Stored data entries
+--

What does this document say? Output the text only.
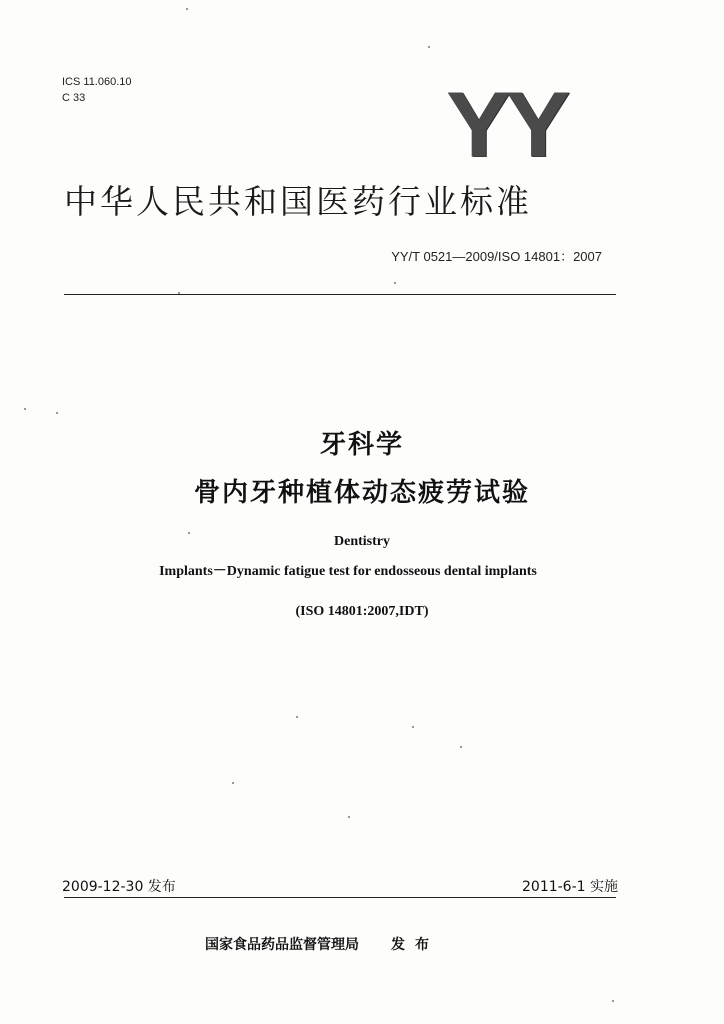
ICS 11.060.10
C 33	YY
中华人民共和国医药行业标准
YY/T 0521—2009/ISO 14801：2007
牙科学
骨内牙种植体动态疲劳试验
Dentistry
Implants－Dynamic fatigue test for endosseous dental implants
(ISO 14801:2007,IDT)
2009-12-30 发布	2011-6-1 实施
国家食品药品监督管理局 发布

+--

▶ What the task asks: Transcribe all the records above word for word, without their images.

▶ Solution for this problem:
What does this document say? Output the text only.
ICS 11.060.10
C 33	YY
中华人民共和国医药行业标准
YY/T 0521—2009/ISO 14801：2007
牙科学
骨内牙种植体动态疲劳试验
Dentistry
Implants－Dynamic fatigue test for endosseous dental implants
(ISO 14801:2007,IDT)
2009-12-30 发布	2011-6-1 实施
国家食品药品监督管理局 发布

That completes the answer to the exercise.